■ Data items ■
╔══
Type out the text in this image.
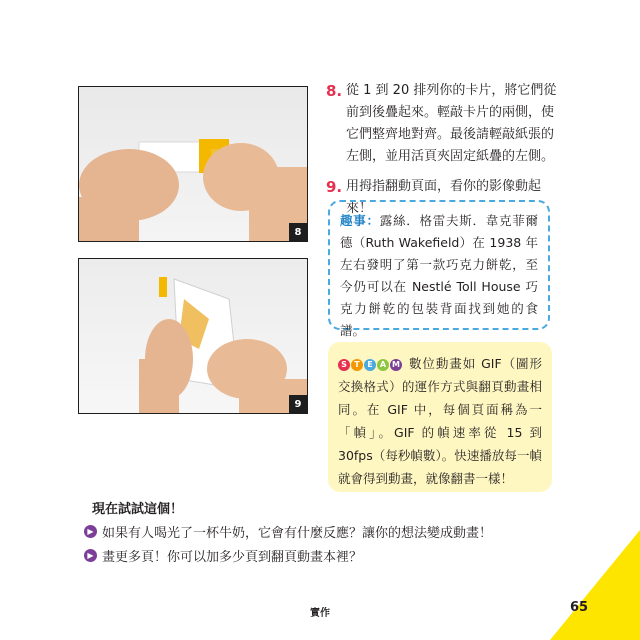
8
9
8. 從 1 到 20 排列你的卡片，將它們從前到後疊起來。輕敲卡片的兩側，使它們整齊地對齊。最後請輕敲紙張的左側，並用活頁夾固定紙疊的左側。
9. 用拇指翻動頁面，看你的影像動起來！
趣事：露絲．格雷夫斯．韋克菲爾德（Ruth Wakefield）在 1938 年左右發明了第一款巧克力餅乾，至今仍可以在 Nestlé Toll House 巧克力餅乾的包裝背面找到她的食譜。
S T E A M 數位動畫如 GIF（圖形交換格式）的運作方式與翻頁動畫相同。在 GIF 中，每個頁面稱為一「幀」。GIF 的幀速率從 15 到 30fps（每秒幀數）。快速播放每一幀就會得到動畫，就像翻書一樣！
現在試試這個！
▶ 如果有人喝光了一杯牛奶，它會有什麼反應？讓你的想法變成動畫！
▶ 畫更多頁！你可以加多少頁到翻頁動畫本裡？
實作	65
╚══
■ Task statement ■
Omit every image. Quote each record exactly.

■ Answer for this exercise ■
Type out the text in this image.
8
9
8. 從 1 到 20 排列你的卡片，將它們從前到後疊起來。輕敲卡片的兩側，使它們整齊地對齊。最後請輕敲紙張的左側，並用活頁夾固定紙疊的左側。
9. 用拇指翻動頁面，看你的影像動起來！
趣事：露絲．格雷夫斯．韋克菲爾德（Ruth Wakefield）在 1938 年左右發明了第一款巧克力餅乾，至今仍可以在 Nestlé Toll House 巧克力餅乾的包裝背面找到她的食譜。
S T E A M 數位動畫如 GIF（圖形交換格式）的運作方式與翻頁動畫相同。在 GIF 中，每個頁面稱為一「幀」。GIF 的幀速率從 15 到 30fps（每秒幀數）。快速播放每一幀就會得到動畫，就像翻書一樣！
現在試試這個！
▶ 如果有人喝光了一杯牛奶，它會有什麼反應？讓你的想法變成動畫！
▶ 畫更多頁！你可以加多少頁到翻頁動畫本裡？
實作	65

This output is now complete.